[Collected data entries]
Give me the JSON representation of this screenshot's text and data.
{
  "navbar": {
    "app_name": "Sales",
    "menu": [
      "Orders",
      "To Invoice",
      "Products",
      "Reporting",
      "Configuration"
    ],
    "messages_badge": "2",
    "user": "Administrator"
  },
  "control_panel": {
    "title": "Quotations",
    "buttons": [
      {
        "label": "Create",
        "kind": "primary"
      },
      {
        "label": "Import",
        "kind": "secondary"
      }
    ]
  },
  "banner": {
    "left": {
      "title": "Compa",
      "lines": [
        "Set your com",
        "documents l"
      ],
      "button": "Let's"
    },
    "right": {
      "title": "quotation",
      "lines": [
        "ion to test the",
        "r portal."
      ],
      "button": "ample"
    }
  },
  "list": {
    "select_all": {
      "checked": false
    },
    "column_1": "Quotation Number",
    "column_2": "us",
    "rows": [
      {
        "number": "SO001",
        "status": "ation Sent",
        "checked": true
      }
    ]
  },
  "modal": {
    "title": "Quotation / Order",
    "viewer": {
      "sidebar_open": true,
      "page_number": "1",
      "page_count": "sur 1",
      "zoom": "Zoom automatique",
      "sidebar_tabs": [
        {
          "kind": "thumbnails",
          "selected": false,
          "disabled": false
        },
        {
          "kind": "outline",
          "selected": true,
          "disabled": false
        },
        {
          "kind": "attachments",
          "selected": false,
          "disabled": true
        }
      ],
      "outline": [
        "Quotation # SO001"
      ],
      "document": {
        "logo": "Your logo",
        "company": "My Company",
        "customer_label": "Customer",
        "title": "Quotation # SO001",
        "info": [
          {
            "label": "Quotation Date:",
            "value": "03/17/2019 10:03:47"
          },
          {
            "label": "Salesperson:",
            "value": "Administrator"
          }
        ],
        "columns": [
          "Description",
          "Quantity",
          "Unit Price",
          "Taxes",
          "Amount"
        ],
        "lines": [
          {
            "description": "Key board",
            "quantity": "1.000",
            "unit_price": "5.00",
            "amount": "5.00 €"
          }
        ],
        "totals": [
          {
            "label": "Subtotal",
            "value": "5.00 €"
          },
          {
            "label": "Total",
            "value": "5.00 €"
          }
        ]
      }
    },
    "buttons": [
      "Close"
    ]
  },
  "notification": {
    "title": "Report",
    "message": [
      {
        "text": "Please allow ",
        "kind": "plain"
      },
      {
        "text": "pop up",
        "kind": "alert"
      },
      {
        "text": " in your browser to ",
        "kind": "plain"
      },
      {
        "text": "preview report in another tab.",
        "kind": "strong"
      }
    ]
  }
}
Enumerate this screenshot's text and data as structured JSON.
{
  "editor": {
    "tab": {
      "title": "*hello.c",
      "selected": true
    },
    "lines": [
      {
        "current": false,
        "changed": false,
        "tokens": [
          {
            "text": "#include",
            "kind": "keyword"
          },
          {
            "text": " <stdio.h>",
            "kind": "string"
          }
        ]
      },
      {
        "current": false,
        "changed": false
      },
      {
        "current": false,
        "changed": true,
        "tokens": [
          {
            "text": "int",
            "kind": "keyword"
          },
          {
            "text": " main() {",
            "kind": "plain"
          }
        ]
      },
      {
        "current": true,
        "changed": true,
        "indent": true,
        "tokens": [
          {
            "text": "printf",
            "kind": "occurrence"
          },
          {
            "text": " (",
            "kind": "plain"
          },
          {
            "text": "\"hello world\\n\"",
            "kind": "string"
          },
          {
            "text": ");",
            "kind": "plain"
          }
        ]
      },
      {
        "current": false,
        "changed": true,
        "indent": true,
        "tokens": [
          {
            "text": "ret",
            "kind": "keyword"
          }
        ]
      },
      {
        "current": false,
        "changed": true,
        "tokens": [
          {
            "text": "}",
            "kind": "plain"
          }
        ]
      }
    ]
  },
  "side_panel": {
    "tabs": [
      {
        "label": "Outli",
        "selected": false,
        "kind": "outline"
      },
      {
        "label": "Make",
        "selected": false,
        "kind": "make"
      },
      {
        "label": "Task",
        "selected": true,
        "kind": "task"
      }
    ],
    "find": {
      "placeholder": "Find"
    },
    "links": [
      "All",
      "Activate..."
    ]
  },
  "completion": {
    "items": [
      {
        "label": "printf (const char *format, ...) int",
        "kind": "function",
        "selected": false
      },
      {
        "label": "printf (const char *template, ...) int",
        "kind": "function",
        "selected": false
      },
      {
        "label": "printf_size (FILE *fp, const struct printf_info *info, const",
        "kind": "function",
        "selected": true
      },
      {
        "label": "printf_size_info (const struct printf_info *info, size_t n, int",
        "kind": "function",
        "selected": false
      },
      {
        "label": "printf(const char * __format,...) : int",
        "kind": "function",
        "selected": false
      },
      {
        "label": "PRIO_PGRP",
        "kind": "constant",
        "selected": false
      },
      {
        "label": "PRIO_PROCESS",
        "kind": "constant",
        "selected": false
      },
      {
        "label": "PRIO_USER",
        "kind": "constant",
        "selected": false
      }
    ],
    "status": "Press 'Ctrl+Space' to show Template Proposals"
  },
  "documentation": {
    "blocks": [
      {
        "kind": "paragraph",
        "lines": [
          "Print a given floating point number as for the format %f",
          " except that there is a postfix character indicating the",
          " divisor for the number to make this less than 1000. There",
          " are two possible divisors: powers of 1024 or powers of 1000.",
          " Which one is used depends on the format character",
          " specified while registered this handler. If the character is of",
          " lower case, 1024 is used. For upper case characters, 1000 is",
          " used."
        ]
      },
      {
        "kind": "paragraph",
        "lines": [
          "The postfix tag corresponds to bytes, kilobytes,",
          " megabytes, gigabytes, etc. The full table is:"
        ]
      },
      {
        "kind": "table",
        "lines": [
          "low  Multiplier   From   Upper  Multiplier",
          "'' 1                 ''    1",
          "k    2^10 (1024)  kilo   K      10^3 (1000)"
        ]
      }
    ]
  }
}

• **Work to do**
Gather each line holding the string "JSON".

• **Task solution**
Give me the JSON representation of this screenshot's text and data.
Enumerate this screenshot's text and data as structured JSON.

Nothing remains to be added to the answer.